▶ [RECORDS FOR PROCESSING]:
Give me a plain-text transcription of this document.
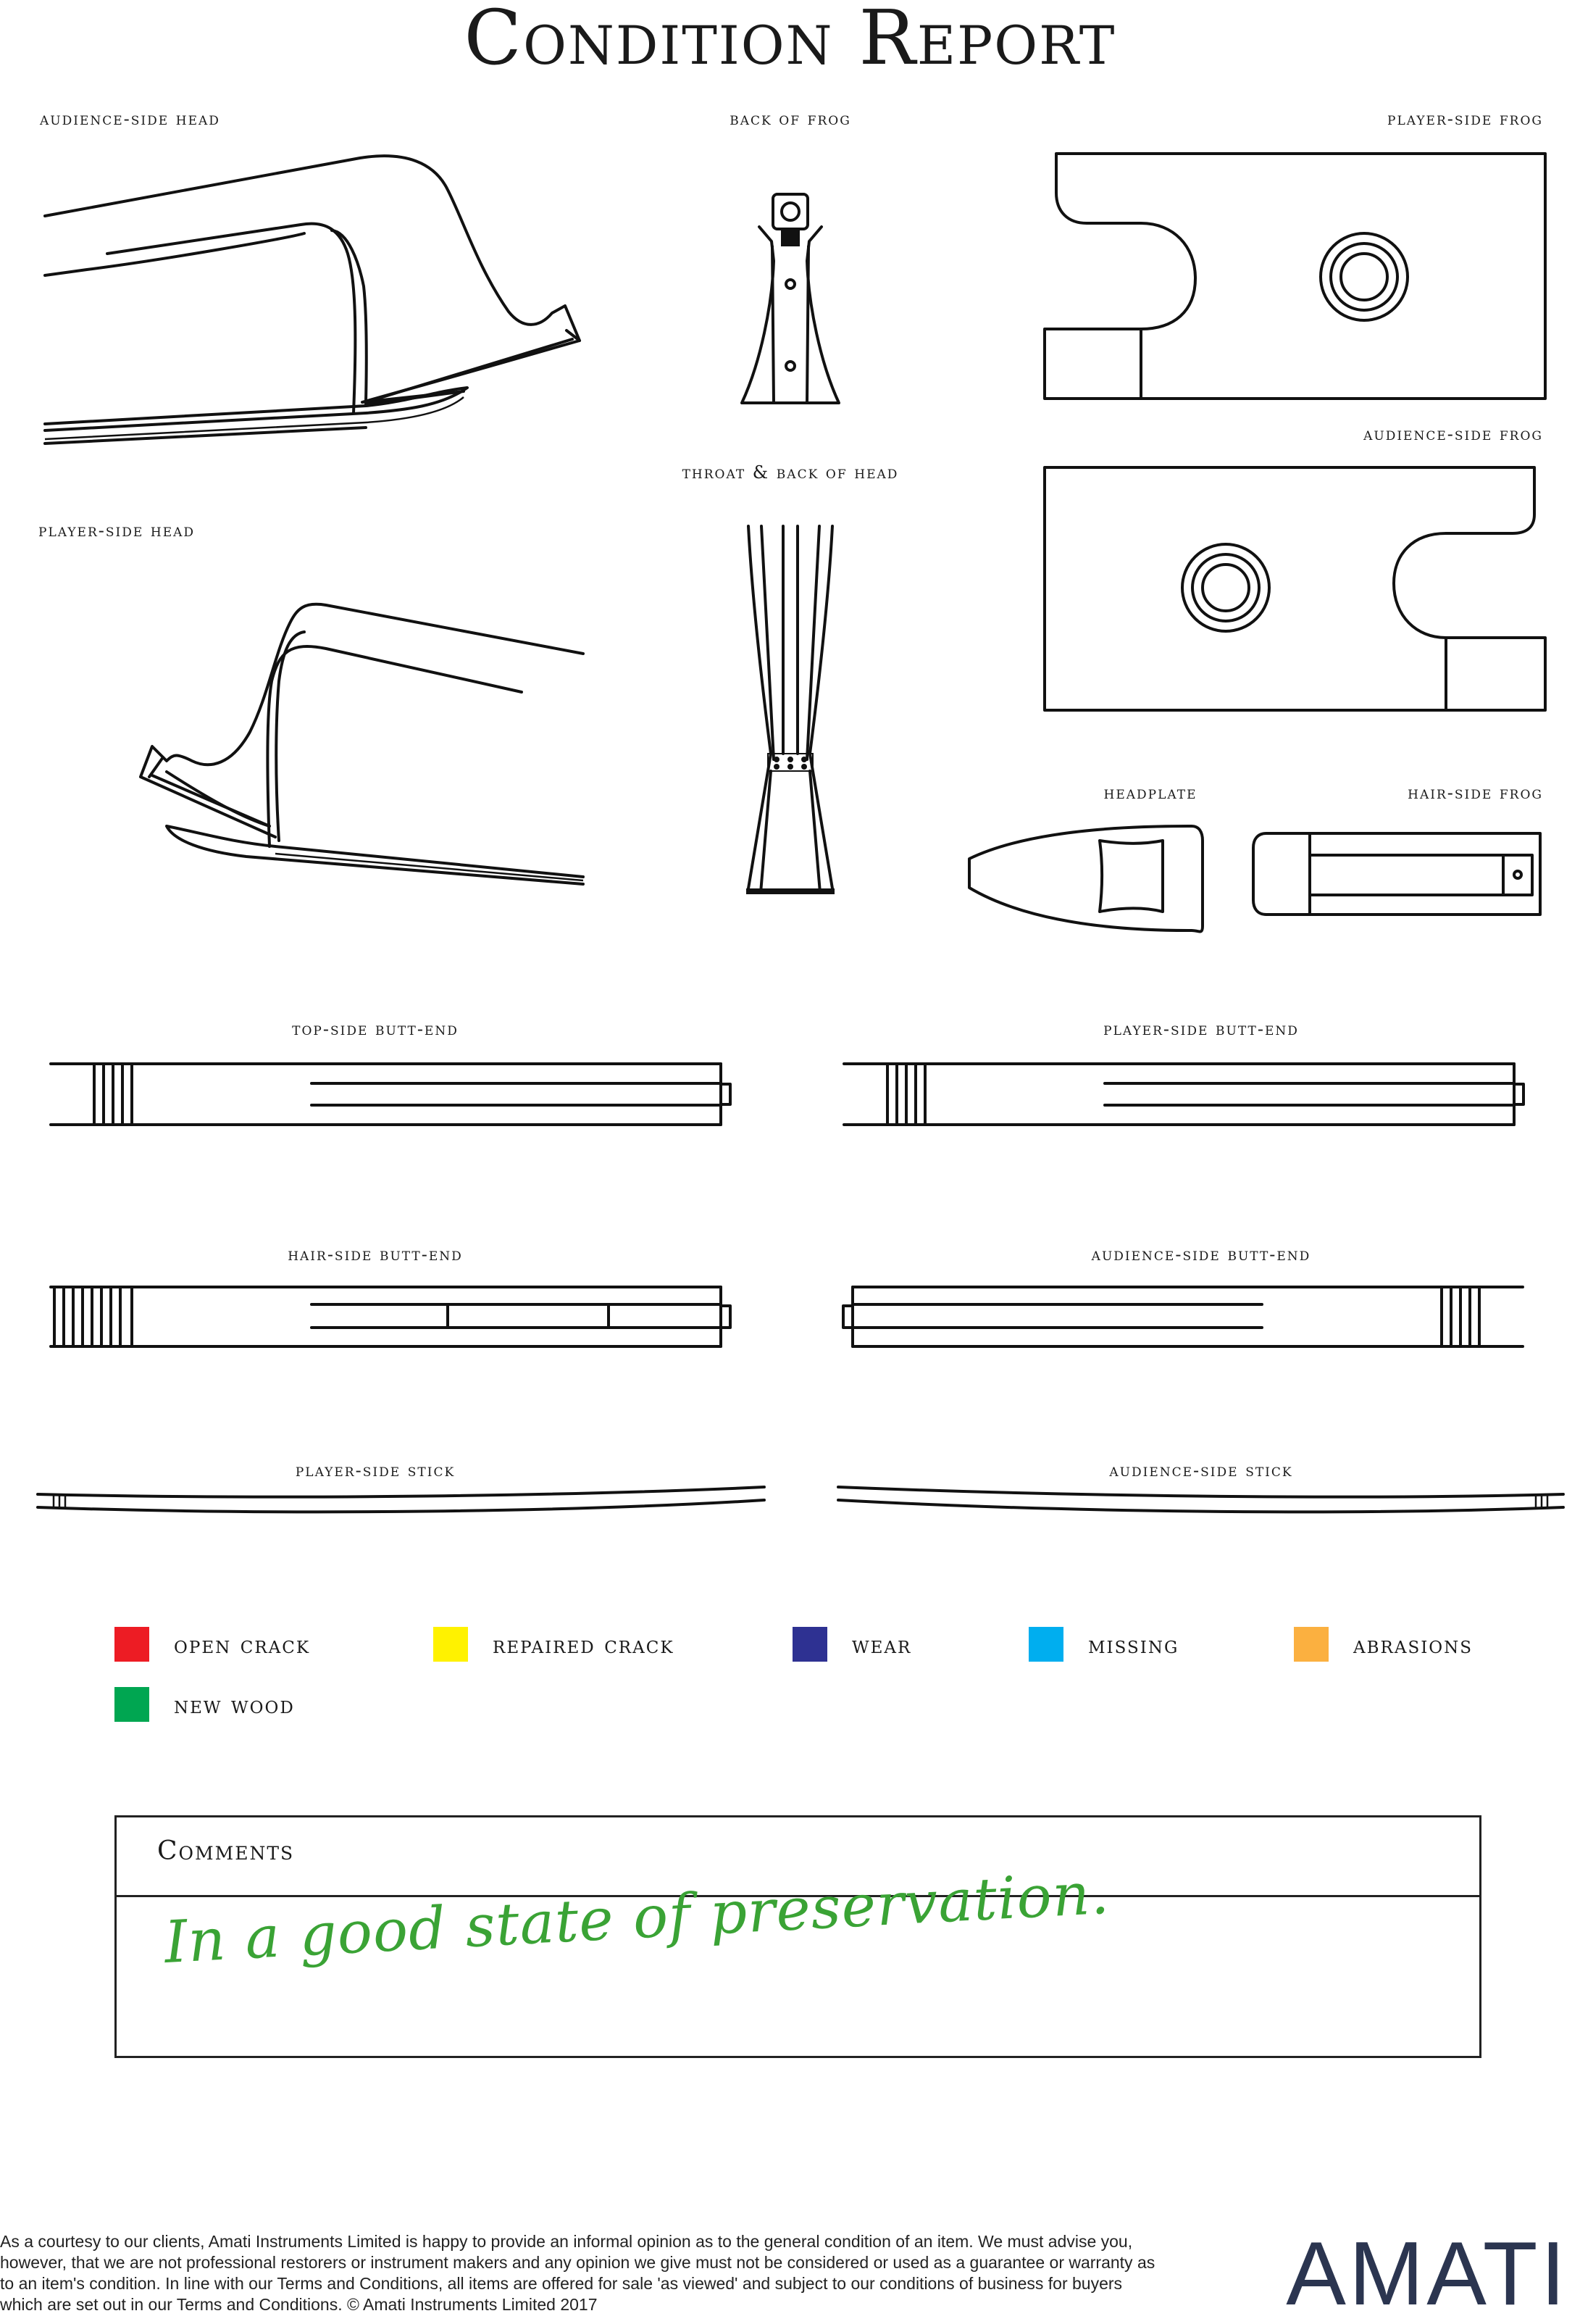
Condition Report
audience-side head	back of frog	player-side frog
audience-side frog
throat & back of head
player-side head
headplate	hair-side frog
top-side butt-end	player-side butt-end
hair-side butt-end	audience-side butt-end
player-side stick	audience-side stick
open crack	repaired crack	wear	missing	abrasions
new wood
Comments
In a good state of preservation.
As a courtesy to our clients, Amati Instruments Limited is happy to provide an informal opinion as to the general condition of an item. We must advise you, however, that we are not professional restorers or instrument makers and any opinion we give must not be considered or used as a guarantee or warranty as to an item's condition. In line with our Terms and Conditions, all items are offered for sale 'as viewed' and subject to our conditions of business for buyers which are set out in our Terms and Conditions. © Amati Instruments Limited 2017	AMATI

▶ [WHAT YOU SHOULD DO]: Set down the complete material exactly, but do not include the images.

▶ [SOLUTION TO THE EXERCISE]:
Give me a plain-text transcription of this document.
Condition Report
audience-side head	back of frog	player-side frog
audience-side frog
throat & back of head
player-side head
headplate	hair-side frog
top-side butt-end	player-side butt-end
hair-side butt-end	audience-side butt-end
player-side stick	audience-side stick
open crack	repaired crack	wear	missing	abrasions
new wood
Comments
In a good state of preservation.
As a courtesy to our clients, Amati Instruments Limited is happy to provide an informal opinion as to the general condition of an item. We must advise you, however, that we are not professional restorers or instrument makers and any opinion we give must not be considered or used as a guarantee or warranty as to an item's condition. In line with our Terms and Conditions, all items are offered for sale 'as viewed' and subject to our conditions of business for buyers which are set out in our Terms and Conditions. © Amati Instruments Limited 2017	AMATI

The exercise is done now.